[Annotated region listings]
--- begin ---

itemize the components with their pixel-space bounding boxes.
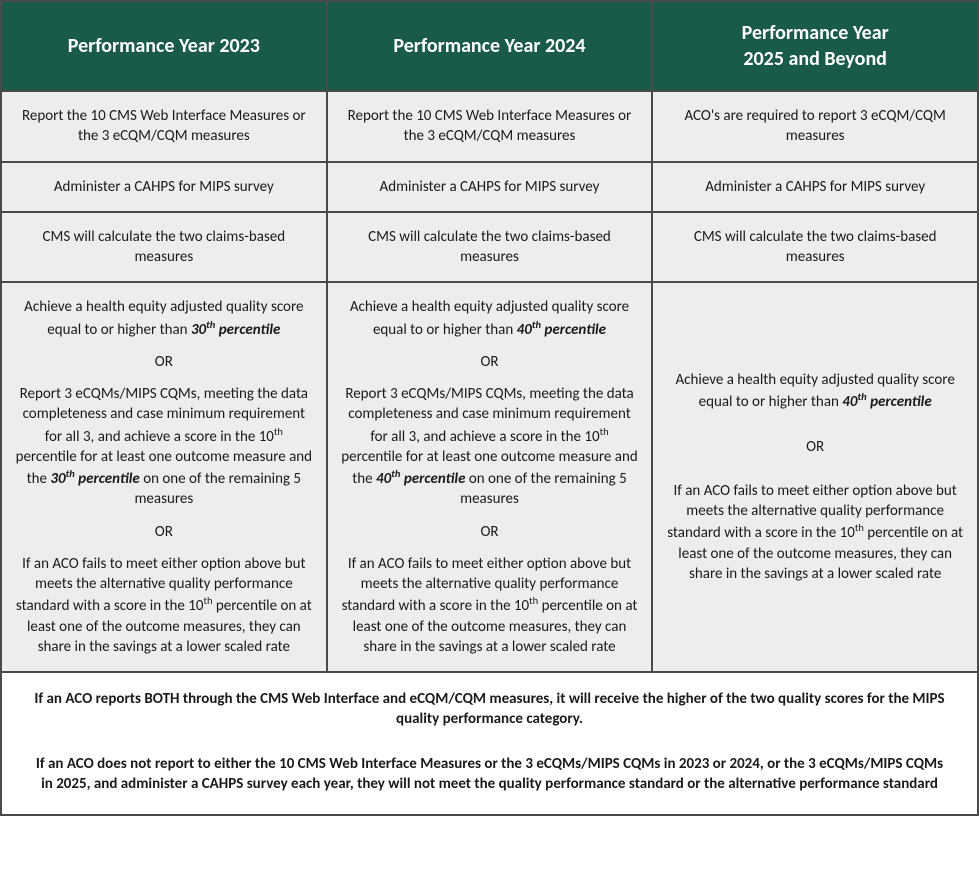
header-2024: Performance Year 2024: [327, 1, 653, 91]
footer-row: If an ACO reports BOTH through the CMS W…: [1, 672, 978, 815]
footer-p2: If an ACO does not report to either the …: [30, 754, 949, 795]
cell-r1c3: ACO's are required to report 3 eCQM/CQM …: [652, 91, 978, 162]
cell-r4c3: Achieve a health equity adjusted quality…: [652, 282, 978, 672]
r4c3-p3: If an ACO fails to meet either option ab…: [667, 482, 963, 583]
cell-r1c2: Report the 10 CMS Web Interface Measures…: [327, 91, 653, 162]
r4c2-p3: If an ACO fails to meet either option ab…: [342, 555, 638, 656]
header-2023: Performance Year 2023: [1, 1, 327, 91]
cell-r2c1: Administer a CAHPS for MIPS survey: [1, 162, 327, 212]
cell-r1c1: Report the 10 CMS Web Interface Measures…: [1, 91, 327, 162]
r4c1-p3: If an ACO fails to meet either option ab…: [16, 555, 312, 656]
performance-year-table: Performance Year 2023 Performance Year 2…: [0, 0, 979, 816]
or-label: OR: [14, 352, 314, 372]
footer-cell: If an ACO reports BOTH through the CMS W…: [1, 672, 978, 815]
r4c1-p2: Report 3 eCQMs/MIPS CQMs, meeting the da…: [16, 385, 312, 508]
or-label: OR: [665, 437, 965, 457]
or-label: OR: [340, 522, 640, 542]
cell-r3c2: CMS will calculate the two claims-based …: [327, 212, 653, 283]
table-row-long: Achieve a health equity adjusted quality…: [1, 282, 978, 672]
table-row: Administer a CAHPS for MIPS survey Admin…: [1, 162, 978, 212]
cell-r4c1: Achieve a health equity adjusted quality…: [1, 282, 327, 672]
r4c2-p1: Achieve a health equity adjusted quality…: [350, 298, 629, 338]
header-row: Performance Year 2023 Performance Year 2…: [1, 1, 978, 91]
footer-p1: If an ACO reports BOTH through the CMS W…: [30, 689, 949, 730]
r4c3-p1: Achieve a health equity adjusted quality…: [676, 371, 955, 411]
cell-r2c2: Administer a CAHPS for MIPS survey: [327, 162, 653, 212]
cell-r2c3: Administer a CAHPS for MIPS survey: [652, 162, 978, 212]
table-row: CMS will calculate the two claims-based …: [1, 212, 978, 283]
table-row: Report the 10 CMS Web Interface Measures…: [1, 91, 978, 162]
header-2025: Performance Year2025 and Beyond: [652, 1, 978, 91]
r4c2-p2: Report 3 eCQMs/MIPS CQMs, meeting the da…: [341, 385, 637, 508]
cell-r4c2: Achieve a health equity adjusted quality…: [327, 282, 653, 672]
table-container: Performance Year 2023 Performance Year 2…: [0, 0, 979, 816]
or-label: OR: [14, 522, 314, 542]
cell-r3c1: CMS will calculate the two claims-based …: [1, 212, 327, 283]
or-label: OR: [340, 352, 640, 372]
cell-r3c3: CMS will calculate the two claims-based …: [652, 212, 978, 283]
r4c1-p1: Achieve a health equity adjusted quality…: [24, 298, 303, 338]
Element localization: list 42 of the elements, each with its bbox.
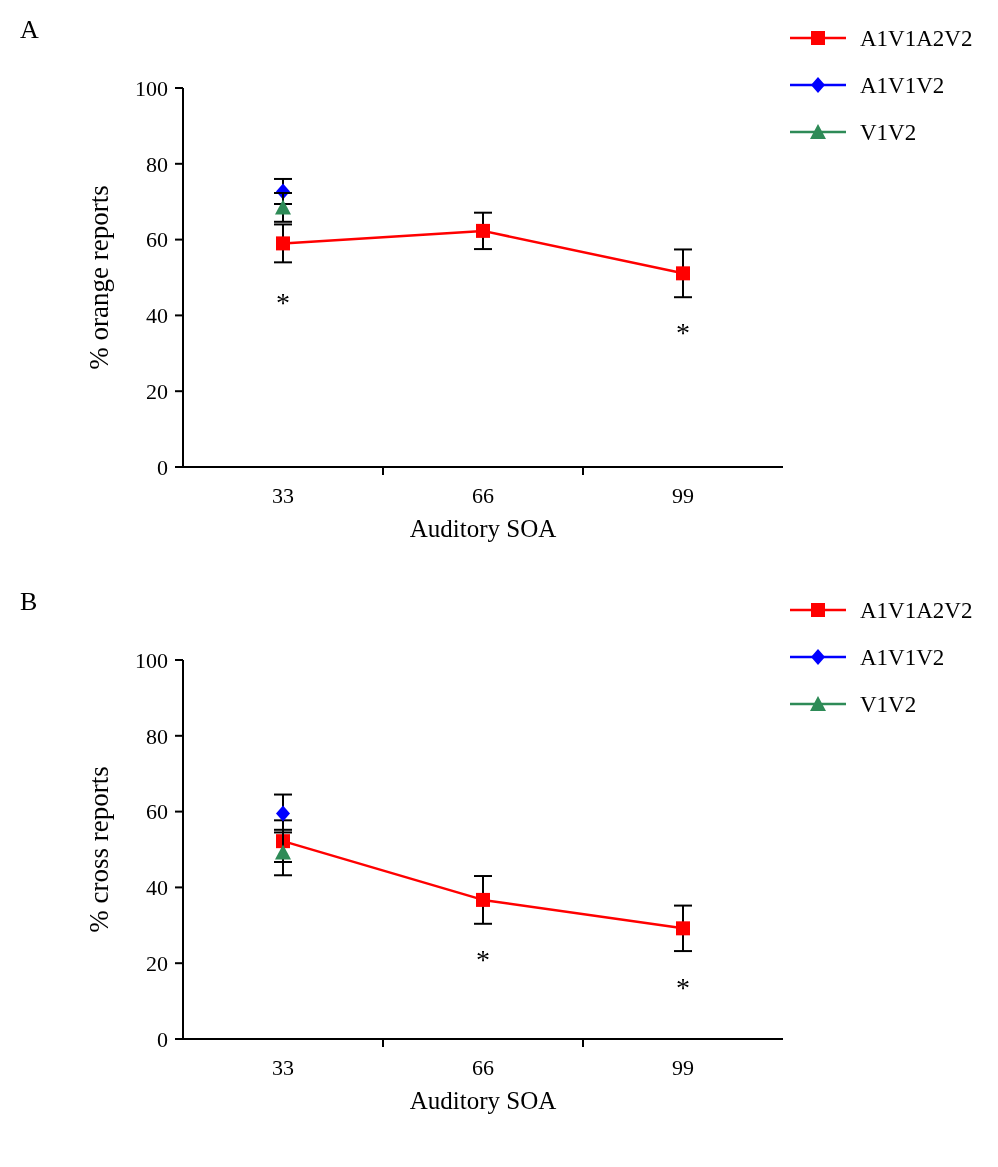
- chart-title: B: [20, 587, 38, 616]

--- end ---

WORK INSTRUCTIONS:
Can you copy the lines of the records above verbatim, starting at the line that contains "header-2024: Performance Year" and ending at the line that contains "cell-r4c3: Achieve a", with both of those lines included?

COMPLETED TASK:
header-2024: Performance Year 2024: [327, 1, 653, 91]
footer-row: If an ACO reports BOTH through the CMS W…: [1, 672, 978, 815]
footer-p2: If an ACO does not report to either the …: [30, 754, 949, 795]
cell-r1c3: ACO's are required to report 3 eCQM/CQM …: [652, 91, 978, 162]
cell-r4c3: Achieve a health equity adjusted quality…: [652, 282, 978, 672]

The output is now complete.